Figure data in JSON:
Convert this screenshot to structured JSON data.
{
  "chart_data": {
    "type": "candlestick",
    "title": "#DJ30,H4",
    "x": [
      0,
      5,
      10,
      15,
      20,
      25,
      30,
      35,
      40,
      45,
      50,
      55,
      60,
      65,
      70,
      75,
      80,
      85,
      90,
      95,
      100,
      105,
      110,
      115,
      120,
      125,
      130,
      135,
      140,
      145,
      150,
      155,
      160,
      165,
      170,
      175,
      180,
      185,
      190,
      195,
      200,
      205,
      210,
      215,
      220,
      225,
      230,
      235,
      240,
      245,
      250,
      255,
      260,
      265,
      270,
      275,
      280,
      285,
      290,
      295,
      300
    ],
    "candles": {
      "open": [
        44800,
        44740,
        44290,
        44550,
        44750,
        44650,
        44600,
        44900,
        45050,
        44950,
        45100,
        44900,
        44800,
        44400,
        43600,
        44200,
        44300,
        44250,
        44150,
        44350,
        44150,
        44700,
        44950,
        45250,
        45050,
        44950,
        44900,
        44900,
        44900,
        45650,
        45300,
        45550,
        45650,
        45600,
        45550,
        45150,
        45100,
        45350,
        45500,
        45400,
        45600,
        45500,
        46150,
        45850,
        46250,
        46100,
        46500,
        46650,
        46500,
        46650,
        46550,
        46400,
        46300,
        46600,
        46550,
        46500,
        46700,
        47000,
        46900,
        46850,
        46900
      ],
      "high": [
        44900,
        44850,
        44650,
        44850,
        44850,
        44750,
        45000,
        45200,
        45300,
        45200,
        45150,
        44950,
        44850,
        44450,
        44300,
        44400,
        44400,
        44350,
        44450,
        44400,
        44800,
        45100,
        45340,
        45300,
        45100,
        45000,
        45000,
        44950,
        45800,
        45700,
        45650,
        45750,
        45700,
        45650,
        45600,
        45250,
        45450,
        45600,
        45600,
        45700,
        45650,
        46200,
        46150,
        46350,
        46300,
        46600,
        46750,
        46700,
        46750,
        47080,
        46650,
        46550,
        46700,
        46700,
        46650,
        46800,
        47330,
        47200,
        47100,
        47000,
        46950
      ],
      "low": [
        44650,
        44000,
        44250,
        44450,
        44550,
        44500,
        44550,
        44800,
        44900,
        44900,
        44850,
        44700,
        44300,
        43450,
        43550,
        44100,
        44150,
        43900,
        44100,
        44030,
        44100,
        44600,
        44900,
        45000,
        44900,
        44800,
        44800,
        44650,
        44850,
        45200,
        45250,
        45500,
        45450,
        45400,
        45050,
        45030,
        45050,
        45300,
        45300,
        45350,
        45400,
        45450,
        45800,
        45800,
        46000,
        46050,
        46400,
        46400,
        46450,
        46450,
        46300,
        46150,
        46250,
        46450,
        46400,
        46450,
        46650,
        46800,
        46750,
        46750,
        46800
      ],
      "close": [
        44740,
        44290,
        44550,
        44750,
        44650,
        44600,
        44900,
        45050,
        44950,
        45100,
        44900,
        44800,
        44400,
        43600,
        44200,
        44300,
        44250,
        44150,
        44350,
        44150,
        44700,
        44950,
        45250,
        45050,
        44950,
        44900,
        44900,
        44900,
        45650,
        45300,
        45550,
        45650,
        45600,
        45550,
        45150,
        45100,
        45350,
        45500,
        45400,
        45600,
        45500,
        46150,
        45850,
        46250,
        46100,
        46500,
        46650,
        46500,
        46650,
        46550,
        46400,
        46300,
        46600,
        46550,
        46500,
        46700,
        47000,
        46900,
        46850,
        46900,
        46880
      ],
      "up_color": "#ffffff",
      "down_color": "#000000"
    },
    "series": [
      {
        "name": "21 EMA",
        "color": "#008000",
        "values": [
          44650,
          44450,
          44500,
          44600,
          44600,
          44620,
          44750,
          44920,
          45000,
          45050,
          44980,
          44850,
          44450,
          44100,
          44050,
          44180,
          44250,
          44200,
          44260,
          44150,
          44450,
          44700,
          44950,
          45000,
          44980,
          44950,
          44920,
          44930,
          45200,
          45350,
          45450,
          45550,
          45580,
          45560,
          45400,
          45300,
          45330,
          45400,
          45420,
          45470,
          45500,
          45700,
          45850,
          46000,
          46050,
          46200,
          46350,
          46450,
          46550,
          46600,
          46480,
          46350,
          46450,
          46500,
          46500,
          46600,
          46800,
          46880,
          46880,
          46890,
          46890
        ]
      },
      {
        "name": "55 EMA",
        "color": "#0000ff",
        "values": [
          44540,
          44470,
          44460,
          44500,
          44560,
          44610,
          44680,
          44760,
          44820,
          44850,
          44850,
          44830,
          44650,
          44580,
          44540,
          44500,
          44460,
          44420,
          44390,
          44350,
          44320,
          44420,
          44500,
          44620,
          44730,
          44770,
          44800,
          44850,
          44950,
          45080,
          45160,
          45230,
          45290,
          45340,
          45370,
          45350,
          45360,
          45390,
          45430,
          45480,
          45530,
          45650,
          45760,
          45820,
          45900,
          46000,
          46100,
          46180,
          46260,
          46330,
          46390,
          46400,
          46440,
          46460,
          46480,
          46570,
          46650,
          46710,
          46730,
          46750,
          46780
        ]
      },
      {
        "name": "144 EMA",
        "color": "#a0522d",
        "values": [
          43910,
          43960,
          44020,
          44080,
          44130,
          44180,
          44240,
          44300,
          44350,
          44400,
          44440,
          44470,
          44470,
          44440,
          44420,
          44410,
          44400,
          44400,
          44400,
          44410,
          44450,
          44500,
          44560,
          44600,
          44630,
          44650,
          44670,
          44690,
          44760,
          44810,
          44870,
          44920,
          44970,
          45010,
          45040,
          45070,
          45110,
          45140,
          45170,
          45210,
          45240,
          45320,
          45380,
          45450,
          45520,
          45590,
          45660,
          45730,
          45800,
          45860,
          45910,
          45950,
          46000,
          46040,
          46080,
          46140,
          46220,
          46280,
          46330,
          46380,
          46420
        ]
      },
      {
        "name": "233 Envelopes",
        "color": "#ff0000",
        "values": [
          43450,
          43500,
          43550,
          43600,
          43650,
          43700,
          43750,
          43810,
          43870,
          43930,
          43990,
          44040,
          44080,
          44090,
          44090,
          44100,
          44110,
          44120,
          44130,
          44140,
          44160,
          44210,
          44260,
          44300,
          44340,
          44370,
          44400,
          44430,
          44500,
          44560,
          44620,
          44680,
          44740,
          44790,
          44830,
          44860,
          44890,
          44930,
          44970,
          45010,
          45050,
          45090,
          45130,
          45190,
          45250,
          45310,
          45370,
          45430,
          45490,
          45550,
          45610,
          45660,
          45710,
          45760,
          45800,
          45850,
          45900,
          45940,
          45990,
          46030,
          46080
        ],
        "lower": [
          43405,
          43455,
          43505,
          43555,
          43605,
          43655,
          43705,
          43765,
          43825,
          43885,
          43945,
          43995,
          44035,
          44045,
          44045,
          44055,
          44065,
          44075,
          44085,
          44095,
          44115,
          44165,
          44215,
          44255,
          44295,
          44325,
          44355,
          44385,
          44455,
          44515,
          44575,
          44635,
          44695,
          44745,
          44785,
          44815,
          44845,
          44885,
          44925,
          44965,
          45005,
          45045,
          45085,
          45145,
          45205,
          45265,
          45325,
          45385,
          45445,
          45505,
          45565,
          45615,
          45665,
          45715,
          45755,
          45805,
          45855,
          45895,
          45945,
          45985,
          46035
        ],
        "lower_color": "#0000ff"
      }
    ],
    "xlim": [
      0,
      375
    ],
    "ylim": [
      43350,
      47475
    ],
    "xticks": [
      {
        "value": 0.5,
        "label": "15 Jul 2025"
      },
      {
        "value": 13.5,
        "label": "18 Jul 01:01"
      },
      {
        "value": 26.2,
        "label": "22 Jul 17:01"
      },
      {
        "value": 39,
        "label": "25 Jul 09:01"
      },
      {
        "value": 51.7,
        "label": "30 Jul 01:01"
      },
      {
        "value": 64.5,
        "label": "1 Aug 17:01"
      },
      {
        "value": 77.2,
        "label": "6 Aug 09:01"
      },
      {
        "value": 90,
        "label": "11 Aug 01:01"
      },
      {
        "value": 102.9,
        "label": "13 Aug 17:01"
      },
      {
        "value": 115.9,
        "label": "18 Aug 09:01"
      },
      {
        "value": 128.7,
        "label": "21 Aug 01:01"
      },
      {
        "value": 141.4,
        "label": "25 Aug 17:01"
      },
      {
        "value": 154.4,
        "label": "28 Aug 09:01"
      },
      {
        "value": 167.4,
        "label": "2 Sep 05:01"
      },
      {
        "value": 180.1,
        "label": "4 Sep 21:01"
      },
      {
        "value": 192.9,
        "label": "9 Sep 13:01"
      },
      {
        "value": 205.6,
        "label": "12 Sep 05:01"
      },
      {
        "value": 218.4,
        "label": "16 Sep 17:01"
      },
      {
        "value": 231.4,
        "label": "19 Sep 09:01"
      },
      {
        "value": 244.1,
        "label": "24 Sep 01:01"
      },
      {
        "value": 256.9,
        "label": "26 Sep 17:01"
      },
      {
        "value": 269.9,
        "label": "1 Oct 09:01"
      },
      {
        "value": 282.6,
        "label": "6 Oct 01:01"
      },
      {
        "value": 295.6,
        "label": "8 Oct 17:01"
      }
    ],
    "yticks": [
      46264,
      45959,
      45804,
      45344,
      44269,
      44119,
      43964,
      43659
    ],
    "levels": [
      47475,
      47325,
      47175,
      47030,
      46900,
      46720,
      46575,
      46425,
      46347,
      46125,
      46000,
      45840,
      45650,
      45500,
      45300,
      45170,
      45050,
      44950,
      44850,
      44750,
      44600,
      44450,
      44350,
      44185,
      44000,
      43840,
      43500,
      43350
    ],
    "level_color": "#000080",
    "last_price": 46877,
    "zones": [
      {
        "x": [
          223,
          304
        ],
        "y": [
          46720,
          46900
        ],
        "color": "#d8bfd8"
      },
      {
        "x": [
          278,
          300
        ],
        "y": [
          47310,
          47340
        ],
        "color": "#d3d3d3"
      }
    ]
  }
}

**Requirement**
Copy each line of the records above that carries the word "name".

**Result below**
        "name": "21 EMA",
        "name": "55 EMA",
        "name": "144 EMA",
        "name": "233 Envelopes",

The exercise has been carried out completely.